What is being asked: Look through the listing for the word "Introvert". Copy each line that has it.

--

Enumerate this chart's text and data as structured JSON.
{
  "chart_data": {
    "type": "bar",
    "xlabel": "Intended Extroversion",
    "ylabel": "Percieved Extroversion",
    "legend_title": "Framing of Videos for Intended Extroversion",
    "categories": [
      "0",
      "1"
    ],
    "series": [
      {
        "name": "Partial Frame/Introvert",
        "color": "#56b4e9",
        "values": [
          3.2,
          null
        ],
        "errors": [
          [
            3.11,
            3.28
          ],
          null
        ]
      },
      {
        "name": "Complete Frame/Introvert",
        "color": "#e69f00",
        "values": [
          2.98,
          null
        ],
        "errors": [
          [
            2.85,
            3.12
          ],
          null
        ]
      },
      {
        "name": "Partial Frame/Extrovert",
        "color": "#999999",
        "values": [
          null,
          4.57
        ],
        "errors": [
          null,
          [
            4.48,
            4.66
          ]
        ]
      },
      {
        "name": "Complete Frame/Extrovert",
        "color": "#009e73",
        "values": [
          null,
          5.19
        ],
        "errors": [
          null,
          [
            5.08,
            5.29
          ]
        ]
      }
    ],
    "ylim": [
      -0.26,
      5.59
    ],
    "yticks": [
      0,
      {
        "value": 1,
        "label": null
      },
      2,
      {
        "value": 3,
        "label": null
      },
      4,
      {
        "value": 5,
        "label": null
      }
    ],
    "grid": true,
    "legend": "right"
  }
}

--

Response:
        "name": "Partial Frame/Introvert",
        "name": "Complete Frame/Introvert",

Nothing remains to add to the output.